▶ [To do] Your answer must consist solely of the number of lines that contain the word "JSON".

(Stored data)
= = = = = = =

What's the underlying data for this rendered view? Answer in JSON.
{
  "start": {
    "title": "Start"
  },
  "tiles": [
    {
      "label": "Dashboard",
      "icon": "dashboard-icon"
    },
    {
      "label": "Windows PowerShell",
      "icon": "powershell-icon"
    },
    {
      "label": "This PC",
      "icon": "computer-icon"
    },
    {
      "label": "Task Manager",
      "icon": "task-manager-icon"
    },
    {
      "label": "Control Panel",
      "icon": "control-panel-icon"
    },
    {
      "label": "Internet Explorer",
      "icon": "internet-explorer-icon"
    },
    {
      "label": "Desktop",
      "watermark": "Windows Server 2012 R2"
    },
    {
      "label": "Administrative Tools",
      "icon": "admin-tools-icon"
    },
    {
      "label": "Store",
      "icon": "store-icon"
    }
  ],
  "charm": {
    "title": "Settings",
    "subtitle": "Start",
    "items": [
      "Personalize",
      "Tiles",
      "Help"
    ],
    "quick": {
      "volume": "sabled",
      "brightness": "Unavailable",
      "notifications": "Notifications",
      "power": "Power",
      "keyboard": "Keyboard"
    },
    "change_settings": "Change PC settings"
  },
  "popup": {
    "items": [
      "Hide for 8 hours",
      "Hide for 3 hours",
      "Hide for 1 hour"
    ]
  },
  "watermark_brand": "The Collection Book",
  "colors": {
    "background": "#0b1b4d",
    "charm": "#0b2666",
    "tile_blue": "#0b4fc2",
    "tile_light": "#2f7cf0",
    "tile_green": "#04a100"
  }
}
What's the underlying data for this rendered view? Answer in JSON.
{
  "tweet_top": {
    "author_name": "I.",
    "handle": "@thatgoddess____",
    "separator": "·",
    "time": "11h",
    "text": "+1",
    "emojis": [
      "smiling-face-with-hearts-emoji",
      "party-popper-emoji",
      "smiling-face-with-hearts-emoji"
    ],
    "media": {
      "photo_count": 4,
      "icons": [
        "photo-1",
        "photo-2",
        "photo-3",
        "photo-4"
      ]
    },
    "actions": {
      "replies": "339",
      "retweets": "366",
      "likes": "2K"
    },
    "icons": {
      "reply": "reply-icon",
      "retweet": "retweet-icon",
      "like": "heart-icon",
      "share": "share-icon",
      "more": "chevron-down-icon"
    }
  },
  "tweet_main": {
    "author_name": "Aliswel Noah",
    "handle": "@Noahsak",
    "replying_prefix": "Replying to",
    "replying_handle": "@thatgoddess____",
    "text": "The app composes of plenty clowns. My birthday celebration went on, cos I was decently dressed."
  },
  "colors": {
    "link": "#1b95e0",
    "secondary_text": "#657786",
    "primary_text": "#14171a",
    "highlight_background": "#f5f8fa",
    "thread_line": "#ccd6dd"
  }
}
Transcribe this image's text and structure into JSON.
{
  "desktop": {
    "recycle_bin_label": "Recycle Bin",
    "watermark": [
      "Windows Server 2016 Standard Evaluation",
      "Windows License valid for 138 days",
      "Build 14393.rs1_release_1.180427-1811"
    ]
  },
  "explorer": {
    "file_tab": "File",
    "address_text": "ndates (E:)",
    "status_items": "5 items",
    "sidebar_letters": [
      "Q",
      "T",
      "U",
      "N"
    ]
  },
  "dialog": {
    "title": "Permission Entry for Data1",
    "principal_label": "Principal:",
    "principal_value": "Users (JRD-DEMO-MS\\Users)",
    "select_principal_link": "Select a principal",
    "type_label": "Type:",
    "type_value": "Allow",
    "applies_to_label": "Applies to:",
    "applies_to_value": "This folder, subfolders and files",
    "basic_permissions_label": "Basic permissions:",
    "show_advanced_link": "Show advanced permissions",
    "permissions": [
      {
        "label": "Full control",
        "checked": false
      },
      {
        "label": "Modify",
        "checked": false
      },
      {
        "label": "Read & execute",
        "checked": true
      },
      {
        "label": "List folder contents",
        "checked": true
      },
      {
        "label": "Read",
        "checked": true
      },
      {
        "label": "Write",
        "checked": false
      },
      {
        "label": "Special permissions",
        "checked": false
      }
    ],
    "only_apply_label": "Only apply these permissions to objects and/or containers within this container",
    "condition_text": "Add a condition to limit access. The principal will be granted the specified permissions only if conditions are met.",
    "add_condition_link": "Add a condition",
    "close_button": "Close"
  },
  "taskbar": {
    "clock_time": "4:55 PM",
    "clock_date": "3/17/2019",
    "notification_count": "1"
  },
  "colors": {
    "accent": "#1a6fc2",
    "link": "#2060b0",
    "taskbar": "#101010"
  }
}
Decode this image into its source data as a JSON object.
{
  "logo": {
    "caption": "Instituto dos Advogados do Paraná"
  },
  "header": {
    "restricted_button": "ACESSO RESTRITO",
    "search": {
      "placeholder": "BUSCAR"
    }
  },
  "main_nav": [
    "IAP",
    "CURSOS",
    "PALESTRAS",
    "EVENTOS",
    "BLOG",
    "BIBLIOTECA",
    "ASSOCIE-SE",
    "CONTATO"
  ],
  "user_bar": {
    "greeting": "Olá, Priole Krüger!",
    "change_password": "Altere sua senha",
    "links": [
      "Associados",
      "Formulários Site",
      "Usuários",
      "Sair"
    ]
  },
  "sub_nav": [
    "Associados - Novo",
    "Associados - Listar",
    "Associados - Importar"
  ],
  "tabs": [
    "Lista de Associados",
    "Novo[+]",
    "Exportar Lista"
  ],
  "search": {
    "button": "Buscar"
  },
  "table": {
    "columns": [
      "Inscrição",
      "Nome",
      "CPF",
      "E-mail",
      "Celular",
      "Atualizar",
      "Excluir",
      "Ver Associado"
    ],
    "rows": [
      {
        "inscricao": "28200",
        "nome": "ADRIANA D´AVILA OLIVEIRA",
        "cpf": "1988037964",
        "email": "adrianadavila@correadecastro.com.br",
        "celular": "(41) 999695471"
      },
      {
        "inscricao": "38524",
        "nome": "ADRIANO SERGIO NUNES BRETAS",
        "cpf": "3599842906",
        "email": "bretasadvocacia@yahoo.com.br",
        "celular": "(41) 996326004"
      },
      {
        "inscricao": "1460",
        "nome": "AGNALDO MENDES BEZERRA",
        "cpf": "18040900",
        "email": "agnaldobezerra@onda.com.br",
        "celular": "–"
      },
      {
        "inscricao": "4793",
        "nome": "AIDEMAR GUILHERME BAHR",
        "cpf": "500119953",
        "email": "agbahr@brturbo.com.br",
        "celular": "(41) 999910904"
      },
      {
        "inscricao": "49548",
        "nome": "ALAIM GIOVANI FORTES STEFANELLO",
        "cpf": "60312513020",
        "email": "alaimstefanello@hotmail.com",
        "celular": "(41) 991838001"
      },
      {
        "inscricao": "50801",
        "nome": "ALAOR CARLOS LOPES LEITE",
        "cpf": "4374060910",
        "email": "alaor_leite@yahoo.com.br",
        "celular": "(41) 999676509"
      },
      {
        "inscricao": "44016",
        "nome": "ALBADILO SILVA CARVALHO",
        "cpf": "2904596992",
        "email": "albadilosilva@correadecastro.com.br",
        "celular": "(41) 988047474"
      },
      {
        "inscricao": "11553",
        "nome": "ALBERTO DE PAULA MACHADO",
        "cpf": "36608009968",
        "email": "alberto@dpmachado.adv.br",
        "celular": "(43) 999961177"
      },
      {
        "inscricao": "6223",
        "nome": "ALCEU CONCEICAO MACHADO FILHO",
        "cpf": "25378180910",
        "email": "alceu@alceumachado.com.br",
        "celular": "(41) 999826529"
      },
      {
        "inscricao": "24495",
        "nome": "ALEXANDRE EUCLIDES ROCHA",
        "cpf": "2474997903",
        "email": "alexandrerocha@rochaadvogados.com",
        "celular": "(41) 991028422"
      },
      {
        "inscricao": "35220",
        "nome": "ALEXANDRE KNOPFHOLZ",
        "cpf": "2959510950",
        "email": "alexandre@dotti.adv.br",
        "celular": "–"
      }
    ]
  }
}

= = = = = = =

▶ [Problem solution] 4